───── Data listing
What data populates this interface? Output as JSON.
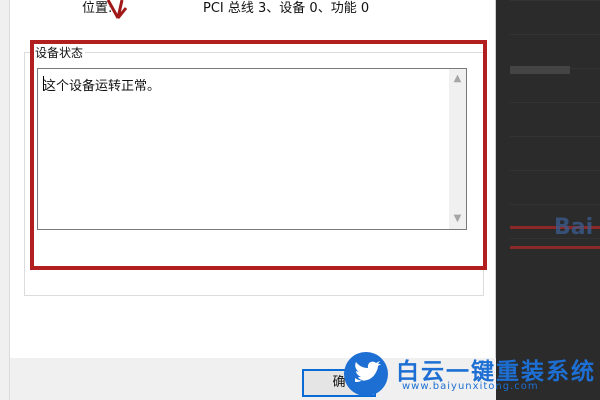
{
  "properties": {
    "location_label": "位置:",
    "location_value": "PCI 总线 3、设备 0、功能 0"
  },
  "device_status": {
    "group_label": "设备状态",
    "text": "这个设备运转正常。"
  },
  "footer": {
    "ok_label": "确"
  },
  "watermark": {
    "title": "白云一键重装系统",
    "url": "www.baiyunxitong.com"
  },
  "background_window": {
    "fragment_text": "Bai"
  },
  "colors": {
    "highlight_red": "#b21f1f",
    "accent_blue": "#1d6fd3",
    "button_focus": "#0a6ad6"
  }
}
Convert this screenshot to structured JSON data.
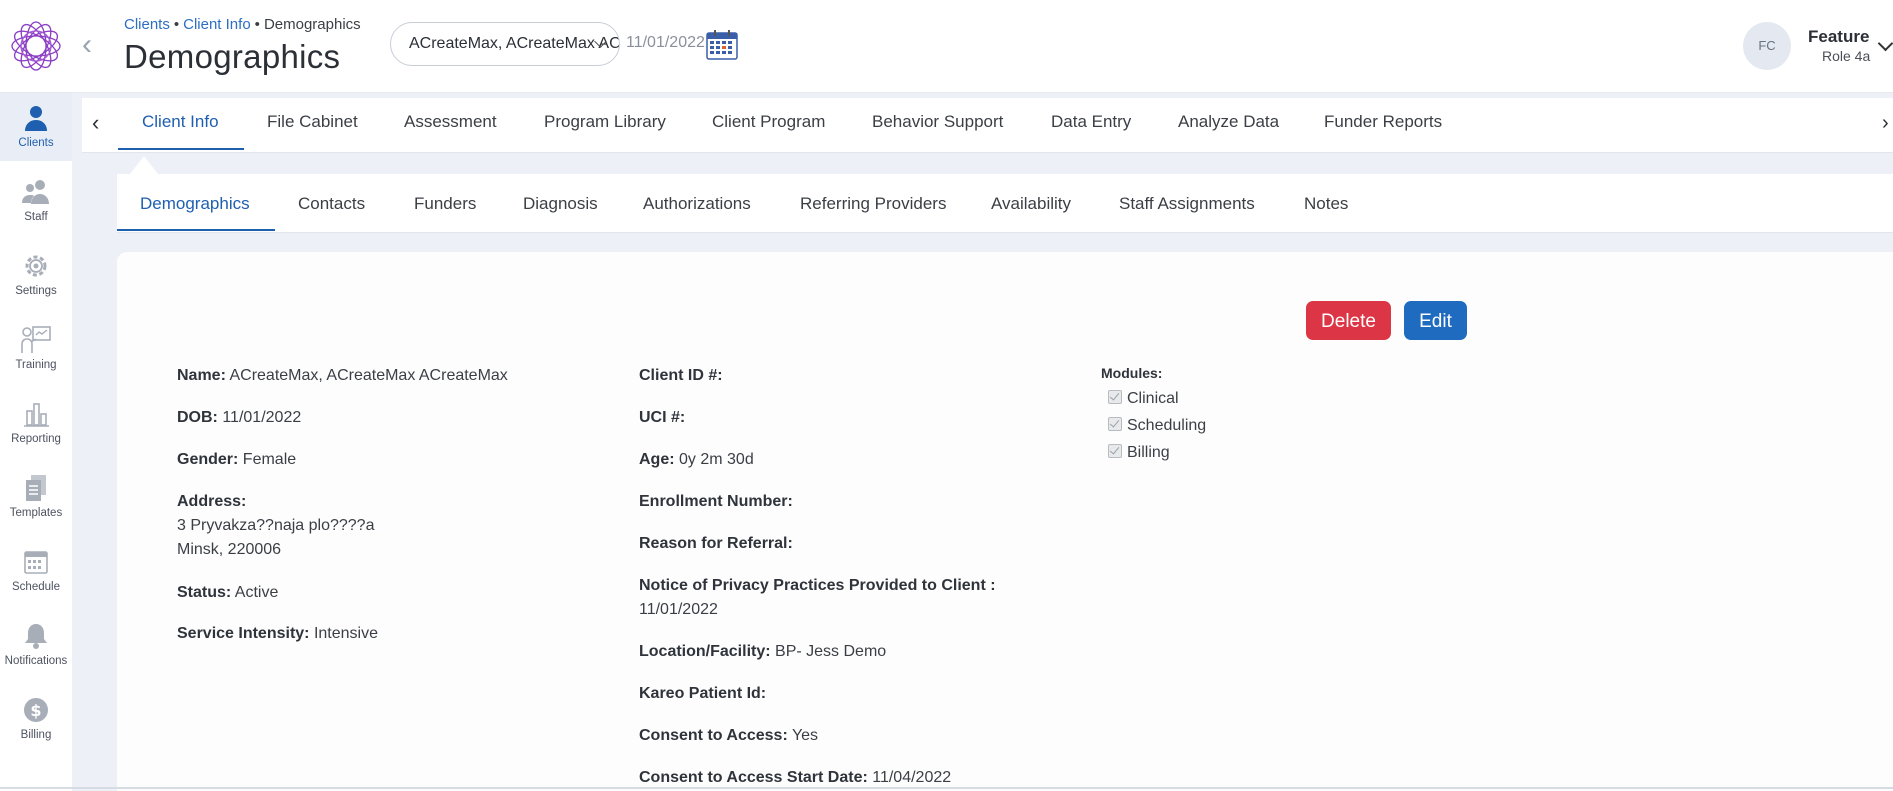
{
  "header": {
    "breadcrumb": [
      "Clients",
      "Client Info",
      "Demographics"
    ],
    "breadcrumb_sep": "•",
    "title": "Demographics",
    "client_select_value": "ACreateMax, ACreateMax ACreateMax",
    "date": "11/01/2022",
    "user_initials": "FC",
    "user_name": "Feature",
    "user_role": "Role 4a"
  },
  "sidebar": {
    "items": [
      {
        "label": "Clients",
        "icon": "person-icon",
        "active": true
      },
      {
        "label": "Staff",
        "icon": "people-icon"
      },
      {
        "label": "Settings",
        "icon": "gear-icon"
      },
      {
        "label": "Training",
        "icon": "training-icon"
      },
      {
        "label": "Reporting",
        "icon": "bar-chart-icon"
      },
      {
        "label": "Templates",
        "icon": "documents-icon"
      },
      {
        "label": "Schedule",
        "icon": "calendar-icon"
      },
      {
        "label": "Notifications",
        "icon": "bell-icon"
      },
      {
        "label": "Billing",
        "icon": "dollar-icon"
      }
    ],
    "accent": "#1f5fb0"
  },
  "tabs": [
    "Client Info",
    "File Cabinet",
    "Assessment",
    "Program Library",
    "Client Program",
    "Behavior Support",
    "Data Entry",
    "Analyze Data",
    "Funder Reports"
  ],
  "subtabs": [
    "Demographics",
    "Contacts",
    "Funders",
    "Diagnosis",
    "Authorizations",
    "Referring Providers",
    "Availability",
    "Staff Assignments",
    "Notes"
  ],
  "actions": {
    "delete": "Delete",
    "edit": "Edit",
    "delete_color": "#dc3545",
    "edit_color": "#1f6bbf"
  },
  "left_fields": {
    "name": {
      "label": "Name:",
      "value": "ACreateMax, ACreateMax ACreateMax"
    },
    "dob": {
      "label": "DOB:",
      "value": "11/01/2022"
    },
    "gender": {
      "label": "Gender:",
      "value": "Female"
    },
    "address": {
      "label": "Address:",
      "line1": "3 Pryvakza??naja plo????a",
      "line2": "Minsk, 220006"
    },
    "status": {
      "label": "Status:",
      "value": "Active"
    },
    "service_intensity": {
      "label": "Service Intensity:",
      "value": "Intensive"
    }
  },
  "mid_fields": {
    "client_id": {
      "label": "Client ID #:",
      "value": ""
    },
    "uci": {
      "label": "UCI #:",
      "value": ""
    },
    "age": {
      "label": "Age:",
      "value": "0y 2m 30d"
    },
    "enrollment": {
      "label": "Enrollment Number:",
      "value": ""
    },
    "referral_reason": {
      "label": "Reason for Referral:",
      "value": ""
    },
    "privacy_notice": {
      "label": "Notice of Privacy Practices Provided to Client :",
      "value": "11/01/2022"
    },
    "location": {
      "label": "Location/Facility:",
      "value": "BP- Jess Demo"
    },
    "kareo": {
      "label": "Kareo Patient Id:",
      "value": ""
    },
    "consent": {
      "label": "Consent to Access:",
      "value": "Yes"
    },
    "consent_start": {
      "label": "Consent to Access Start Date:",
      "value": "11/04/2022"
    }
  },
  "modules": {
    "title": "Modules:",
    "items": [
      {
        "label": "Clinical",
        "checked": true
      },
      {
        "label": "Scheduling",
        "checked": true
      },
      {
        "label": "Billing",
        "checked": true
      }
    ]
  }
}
──────────
───── Data listing
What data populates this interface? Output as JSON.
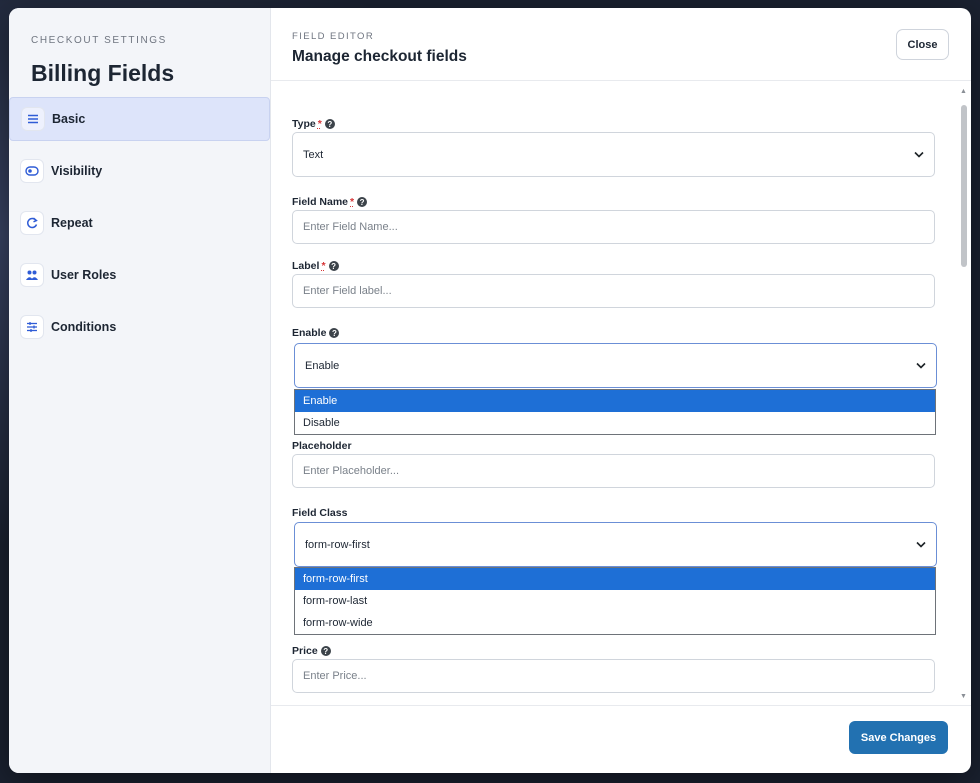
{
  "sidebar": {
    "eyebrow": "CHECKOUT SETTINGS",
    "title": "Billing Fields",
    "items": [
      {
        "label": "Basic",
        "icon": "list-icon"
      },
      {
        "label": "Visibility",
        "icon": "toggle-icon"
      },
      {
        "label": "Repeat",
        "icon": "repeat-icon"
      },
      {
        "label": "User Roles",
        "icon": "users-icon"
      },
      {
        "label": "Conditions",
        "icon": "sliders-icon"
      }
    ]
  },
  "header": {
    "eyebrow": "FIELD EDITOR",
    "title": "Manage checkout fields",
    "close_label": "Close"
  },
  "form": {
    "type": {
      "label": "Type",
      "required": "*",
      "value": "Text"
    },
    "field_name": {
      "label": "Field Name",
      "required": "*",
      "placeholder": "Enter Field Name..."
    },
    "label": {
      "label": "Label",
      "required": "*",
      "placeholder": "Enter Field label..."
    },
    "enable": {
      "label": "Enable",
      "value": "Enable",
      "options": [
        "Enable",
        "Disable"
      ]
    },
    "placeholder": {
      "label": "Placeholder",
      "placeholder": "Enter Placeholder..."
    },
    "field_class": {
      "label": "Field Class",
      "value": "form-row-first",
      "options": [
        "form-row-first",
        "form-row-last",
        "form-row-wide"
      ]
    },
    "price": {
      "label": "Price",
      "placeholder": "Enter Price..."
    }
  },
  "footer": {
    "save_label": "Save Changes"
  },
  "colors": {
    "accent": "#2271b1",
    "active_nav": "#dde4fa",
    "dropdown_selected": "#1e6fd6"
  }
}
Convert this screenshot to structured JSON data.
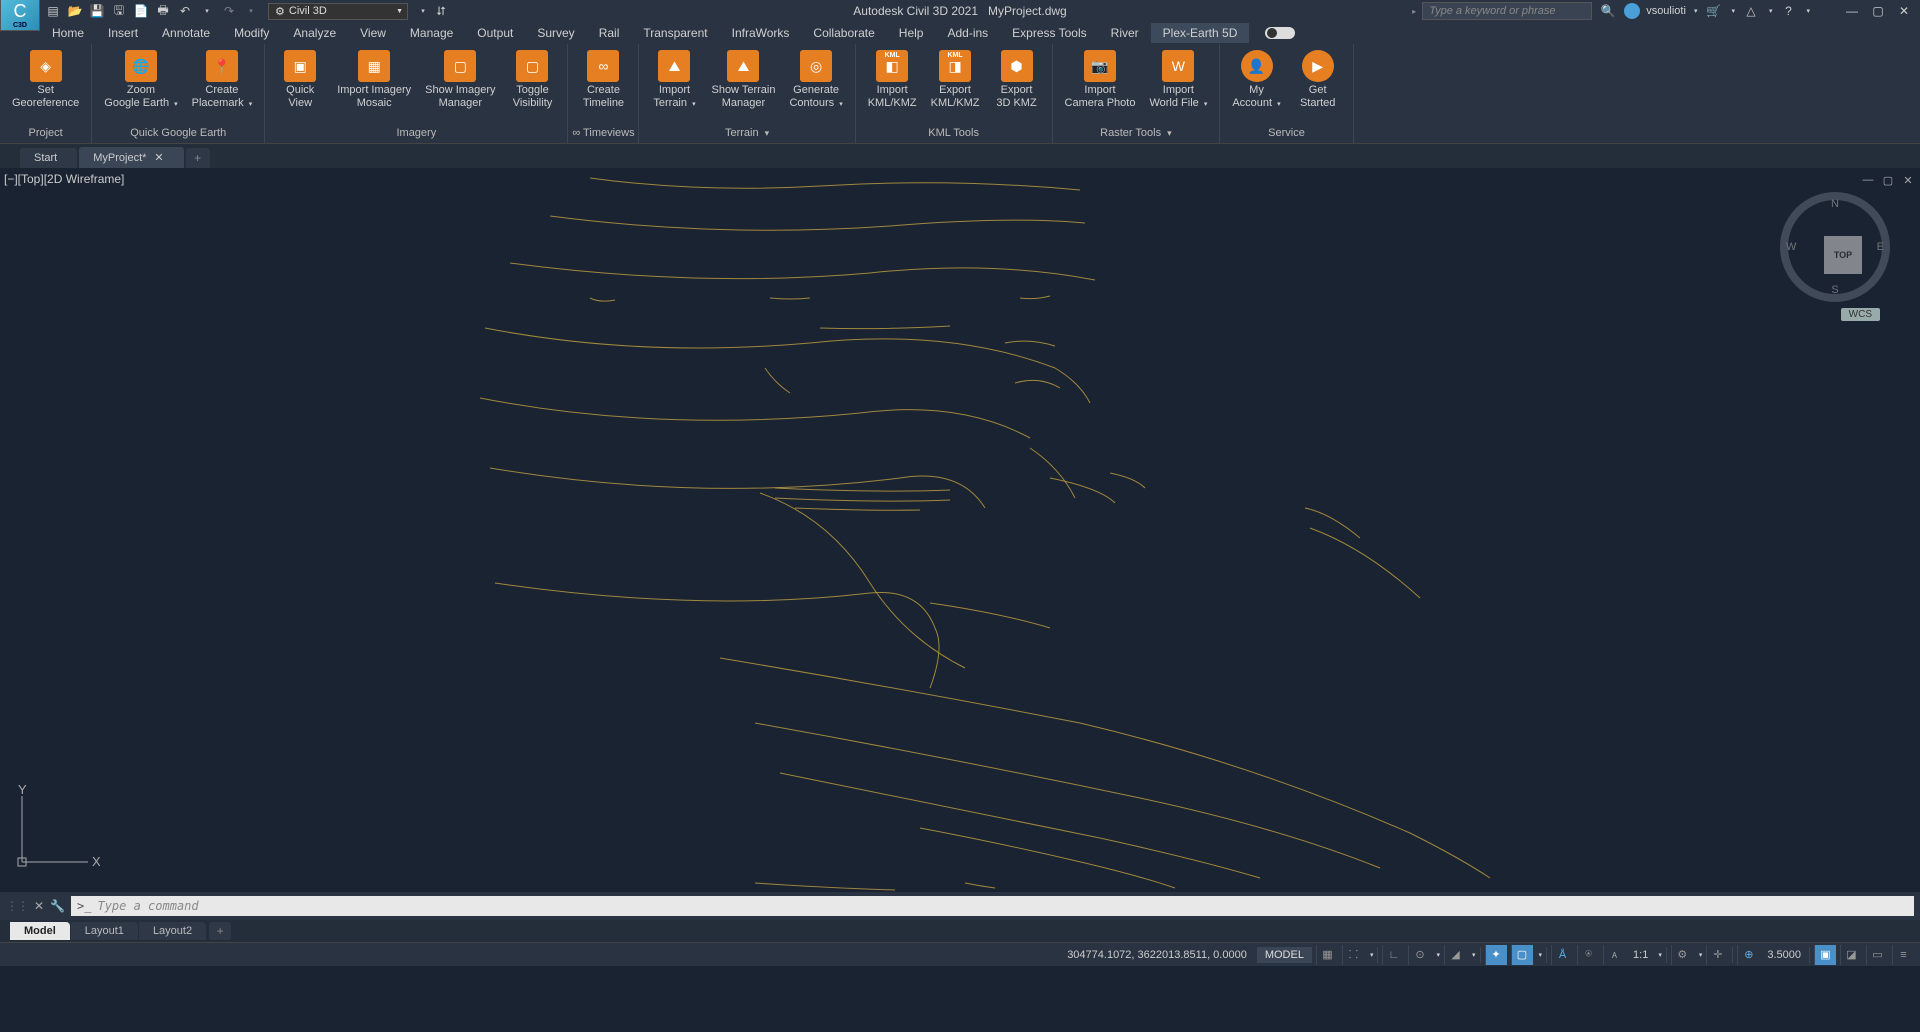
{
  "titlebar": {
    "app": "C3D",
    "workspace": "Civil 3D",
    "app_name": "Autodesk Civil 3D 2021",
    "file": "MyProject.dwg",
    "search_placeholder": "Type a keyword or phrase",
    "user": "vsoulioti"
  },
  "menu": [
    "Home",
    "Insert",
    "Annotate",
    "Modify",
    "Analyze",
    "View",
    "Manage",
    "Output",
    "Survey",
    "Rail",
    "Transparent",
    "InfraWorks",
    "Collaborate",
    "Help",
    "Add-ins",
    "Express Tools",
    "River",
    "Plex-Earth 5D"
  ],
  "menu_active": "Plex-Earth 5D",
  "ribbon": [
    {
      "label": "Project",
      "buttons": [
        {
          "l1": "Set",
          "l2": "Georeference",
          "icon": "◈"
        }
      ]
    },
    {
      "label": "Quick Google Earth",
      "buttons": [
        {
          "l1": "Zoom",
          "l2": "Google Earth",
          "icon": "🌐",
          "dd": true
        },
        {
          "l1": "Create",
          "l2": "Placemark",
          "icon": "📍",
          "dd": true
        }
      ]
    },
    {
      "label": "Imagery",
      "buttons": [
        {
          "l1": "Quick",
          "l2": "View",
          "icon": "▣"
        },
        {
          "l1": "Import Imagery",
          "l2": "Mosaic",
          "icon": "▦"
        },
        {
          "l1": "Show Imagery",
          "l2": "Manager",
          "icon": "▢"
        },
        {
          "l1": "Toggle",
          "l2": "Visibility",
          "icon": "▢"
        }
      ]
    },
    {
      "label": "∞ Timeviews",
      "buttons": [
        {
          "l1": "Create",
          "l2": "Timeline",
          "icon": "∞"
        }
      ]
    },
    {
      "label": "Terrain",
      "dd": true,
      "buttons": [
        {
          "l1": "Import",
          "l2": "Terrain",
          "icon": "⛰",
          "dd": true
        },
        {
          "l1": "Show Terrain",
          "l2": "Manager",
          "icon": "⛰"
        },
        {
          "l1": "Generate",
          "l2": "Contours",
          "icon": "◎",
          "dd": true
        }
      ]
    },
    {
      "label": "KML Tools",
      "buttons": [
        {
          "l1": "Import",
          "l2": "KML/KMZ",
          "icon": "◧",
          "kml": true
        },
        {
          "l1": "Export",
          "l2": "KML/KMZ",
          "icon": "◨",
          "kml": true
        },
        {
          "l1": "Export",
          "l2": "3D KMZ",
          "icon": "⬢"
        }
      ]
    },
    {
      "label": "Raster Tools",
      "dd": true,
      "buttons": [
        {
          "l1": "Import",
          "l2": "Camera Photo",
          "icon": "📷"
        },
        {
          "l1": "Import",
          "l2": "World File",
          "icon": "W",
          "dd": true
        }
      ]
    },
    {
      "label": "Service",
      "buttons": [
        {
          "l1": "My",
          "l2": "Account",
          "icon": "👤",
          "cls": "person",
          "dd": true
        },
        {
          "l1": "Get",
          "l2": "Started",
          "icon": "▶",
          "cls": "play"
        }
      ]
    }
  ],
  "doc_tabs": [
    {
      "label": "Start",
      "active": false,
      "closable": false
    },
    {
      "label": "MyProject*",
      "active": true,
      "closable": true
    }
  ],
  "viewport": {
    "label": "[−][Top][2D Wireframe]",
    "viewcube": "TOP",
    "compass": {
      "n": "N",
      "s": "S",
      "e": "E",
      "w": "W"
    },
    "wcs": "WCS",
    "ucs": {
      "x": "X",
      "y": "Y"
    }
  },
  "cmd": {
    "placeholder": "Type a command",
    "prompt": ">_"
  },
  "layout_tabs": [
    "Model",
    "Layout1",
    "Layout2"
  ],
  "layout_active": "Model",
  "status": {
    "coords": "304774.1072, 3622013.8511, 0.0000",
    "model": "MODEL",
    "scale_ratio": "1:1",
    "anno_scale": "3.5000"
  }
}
──────────
Short problem →
Gather all lines where the word "Tools" appears.

The response →
    "Express Tools",
      "label": "KML Tools",
      "label": "Raster Tools",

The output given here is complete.